◆ **Data records**

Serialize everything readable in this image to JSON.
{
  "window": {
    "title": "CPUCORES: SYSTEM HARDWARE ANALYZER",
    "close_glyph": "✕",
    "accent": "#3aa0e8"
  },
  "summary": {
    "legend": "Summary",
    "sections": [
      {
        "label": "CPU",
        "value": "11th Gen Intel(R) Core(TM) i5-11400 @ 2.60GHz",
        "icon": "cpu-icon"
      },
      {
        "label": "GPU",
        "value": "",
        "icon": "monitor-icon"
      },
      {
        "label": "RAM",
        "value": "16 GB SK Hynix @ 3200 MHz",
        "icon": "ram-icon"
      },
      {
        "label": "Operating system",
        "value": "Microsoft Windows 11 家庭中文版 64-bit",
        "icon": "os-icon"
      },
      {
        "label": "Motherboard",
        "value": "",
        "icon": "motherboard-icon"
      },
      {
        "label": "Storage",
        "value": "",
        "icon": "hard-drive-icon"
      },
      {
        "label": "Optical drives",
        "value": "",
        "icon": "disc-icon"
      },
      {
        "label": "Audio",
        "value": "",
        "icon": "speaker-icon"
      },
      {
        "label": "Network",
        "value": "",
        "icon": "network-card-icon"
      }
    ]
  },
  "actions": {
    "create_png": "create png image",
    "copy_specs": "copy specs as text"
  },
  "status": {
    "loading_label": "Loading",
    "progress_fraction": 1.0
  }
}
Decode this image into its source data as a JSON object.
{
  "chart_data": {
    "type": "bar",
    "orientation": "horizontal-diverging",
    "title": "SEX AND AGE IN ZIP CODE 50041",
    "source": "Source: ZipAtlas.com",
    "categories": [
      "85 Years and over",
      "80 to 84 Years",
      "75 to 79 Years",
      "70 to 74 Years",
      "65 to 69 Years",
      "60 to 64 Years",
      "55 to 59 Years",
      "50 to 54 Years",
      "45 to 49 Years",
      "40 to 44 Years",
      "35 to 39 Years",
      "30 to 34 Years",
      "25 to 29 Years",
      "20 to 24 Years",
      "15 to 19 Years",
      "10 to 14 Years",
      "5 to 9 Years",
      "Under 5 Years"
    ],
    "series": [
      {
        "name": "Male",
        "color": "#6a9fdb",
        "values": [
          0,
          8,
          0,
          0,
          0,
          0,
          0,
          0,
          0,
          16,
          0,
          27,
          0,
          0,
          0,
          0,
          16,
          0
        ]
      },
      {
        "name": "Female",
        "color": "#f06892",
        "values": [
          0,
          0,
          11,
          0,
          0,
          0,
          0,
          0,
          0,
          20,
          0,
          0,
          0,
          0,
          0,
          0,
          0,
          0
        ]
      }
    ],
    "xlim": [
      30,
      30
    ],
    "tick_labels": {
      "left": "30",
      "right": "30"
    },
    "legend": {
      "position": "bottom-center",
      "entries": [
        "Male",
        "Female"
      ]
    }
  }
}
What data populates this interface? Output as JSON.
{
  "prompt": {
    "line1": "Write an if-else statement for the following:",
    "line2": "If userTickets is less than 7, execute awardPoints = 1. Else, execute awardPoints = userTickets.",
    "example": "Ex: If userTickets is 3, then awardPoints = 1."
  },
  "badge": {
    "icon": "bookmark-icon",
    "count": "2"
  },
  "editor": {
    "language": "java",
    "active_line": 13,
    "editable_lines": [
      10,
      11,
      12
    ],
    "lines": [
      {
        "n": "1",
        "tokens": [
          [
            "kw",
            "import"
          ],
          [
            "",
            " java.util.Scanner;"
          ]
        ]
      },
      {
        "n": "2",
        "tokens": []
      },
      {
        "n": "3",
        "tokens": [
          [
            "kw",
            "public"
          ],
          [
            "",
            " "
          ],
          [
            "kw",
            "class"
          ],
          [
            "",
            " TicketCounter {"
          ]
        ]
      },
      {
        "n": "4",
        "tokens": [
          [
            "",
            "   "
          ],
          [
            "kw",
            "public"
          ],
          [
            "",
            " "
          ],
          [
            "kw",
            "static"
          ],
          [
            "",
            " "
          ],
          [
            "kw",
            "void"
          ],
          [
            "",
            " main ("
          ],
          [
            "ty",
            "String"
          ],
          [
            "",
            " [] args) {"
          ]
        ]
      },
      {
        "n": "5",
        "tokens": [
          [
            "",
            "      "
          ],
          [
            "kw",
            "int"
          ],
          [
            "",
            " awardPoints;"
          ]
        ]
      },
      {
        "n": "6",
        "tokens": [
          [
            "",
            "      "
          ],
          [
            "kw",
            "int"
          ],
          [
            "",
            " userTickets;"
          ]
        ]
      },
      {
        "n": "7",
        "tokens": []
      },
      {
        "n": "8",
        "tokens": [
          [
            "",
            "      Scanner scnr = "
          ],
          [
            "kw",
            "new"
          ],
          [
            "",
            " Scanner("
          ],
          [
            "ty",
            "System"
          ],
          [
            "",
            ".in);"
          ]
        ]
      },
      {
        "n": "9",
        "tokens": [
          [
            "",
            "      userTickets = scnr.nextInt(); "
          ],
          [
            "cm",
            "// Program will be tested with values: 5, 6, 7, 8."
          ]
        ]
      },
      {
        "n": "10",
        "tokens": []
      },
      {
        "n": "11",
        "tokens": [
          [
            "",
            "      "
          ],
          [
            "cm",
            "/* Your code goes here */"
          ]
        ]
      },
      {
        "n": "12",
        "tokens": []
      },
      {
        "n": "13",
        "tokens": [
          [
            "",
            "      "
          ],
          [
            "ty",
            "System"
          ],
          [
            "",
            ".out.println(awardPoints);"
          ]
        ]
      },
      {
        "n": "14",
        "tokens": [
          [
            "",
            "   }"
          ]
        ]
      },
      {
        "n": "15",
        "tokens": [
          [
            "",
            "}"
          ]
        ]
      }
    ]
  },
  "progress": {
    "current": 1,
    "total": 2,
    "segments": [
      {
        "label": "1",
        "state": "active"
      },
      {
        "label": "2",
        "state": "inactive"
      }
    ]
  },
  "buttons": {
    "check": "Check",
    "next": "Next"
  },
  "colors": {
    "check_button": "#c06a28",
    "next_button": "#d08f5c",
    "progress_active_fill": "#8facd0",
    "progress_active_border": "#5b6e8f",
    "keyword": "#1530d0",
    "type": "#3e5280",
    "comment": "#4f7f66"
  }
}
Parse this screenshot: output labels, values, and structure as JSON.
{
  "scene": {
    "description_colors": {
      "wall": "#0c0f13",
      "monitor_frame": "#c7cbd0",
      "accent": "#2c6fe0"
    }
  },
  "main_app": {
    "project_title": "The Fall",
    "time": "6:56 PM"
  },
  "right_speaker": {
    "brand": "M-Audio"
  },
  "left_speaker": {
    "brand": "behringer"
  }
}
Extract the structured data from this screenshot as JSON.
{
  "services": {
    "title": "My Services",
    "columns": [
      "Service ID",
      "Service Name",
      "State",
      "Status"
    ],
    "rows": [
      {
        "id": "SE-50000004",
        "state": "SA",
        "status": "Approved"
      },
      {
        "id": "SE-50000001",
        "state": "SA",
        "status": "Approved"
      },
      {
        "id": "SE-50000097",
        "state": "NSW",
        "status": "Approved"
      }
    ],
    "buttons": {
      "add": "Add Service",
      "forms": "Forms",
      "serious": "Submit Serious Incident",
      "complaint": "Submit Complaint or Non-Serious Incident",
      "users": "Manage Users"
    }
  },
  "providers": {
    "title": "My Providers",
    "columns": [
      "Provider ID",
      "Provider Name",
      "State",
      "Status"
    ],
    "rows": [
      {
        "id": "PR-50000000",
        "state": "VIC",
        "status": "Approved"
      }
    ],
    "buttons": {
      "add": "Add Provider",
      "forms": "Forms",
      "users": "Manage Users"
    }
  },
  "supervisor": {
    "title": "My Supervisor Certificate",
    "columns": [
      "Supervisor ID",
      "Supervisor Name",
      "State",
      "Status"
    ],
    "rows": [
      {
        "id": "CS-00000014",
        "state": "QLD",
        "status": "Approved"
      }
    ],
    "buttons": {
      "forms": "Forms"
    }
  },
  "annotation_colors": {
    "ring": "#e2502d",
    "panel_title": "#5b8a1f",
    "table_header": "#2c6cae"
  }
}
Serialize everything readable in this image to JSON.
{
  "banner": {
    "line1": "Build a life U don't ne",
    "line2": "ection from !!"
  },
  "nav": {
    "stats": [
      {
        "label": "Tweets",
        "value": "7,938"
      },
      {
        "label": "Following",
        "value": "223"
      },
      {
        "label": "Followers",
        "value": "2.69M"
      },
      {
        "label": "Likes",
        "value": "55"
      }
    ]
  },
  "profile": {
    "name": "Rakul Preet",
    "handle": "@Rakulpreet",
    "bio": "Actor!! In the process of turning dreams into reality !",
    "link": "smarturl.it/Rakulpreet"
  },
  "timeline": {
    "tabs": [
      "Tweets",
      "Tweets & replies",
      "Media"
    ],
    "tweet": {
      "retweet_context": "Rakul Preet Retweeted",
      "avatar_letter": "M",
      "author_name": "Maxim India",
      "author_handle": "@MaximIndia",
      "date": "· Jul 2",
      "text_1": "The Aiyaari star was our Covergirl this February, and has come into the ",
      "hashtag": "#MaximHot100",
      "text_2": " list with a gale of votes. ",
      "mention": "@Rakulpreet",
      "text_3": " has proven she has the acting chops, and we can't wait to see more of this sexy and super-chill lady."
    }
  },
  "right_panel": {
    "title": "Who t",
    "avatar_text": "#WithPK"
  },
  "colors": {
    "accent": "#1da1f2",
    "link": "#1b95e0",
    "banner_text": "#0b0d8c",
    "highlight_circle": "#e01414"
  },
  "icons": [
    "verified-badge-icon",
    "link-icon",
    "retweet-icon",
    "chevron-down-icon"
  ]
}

◆ **Task objective**
Show the lines of the material that contain the word "userTickets".

◆ **Result for this task**
    "line2": "If userTickets is less than 7, execute awardPoints = 1. Else, execute awardPoints = userTickets.",
    "example": "Ex: If userTickets is 3, then awardPoints = 1."
            " userTickets;"
            "      userTickets = scnr.nextInt(); "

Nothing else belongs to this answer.